[start]
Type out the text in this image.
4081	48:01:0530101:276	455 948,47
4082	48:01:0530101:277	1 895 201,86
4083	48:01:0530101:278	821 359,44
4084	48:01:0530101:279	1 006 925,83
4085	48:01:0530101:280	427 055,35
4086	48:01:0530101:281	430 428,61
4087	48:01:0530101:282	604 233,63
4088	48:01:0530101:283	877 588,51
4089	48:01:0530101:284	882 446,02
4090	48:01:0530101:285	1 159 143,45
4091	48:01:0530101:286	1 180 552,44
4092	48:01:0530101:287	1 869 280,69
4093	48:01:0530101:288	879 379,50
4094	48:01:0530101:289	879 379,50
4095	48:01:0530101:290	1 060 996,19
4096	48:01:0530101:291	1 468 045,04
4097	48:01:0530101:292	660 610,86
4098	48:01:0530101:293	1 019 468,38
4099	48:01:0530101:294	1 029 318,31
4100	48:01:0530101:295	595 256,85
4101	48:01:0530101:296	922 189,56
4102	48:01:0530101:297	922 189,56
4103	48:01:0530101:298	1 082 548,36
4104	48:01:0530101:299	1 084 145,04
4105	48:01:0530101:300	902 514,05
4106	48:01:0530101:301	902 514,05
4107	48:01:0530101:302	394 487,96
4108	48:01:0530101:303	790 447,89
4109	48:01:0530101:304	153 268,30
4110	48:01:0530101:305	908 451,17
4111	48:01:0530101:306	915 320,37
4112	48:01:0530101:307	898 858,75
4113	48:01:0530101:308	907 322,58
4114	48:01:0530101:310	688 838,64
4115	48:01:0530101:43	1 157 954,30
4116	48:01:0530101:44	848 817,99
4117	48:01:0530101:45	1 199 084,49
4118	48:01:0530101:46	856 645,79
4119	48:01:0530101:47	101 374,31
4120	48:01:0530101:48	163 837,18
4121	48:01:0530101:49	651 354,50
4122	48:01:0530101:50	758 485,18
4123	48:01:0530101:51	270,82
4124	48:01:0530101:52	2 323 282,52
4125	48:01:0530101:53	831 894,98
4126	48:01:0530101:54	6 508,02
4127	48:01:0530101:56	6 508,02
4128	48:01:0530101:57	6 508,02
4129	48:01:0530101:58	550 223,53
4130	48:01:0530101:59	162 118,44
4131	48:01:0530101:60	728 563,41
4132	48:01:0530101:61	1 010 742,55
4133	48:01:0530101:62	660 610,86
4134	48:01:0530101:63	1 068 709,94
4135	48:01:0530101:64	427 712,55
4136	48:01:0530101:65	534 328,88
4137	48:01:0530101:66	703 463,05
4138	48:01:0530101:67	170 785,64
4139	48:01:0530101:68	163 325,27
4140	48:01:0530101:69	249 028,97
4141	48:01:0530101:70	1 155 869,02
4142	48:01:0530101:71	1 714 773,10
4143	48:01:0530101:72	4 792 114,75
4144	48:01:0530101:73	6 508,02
[end]
» **Job**
Print the records above exactly as they appear.

» **Final result**
Type out the text in this image.
4081	48:01:0530101:276	455 948,47
4082	48:01:0530101:277	1 895 201,86
4083	48:01:0530101:278	821 359,44
4084	48:01:0530101:279	1 006 925,83
4085	48:01:0530101:280	427 055,35
4086	48:01:0530101:281	430 428,61
4087	48:01:0530101:282	604 233,63
4088	48:01:0530101:283	877 588,51
4089	48:01:0530101:284	882 446,02
4090	48:01:0530101:285	1 159 143,45
4091	48:01:0530101:286	1 180 552,44
4092	48:01:0530101:287	1 869 280,69
4093	48:01:0530101:288	879 379,50
4094	48:01:0530101:289	879 379,50
4095	48:01:0530101:290	1 060 996,19
4096	48:01:0530101:291	1 468 045,04
4097	48:01:0530101:292	660 610,86
4098	48:01:0530101:293	1 019 468,38
4099	48:01:0530101:294	1 029 318,31
4100	48:01:0530101:295	595 256,85
4101	48:01:0530101:296	922 189,56
4102	48:01:0530101:297	922 189,56
4103	48:01:0530101:298	1 082 548,36
4104	48:01:0530101:299	1 084 145,04
4105	48:01:0530101:300	902 514,05
4106	48:01:0530101:301	902 514,05
4107	48:01:0530101:302	394 487,96
4108	48:01:0530101:303	790 447,89
4109	48:01:0530101:304	153 268,30
4110	48:01:0530101:305	908 451,17
4111	48:01:0530101:306	915 320,37
4112	48:01:0530101:307	898 858,75
4113	48:01:0530101:308	907 322,58
4114	48:01:0530101:310	688 838,64
4115	48:01:0530101:43	1 157 954,30
4116	48:01:0530101:44	848 817,99
4117	48:01:0530101:45	1 199 084,49
4118	48:01:0530101:46	856 645,79
4119	48:01:0530101:47	101 374,31
4120	48:01:0530101:48	163 837,18
4121	48:01:0530101:49	651 354,50
4122	48:01:0530101:50	758 485,18
4123	48:01:0530101:51	270,82
4124	48:01:0530101:52	2 323 282,52
4125	48:01:0530101:53	831 894,98
4126	48:01:0530101:54	6 508,02
4127	48:01:0530101:56	6 508,02
4128	48:01:0530101:57	6 508,02
4129	48:01:0530101:58	550 223,53
4130	48:01:0530101:59	162 118,44
4131	48:01:0530101:60	728 563,41
4132	48:01:0530101:61	1 010 742,55
4133	48:01:0530101:62	660 610,86
4134	48:01:0530101:63	1 068 709,94
4135	48:01:0530101:64	427 712,55
4136	48:01:0530101:65	534 328,88
4137	48:01:0530101:66	703 463,05
4138	48:01:0530101:67	170 785,64
4139	48:01:0530101:68	163 325,27
4140	48:01:0530101:69	249 028,97
4141	48:01:0530101:70	1 155 869,02
4142	48:01:0530101:71	1 714 773,10
4143	48:01:0530101:72	4 792 114,75
4144	48:01:0530101:73	6 508,02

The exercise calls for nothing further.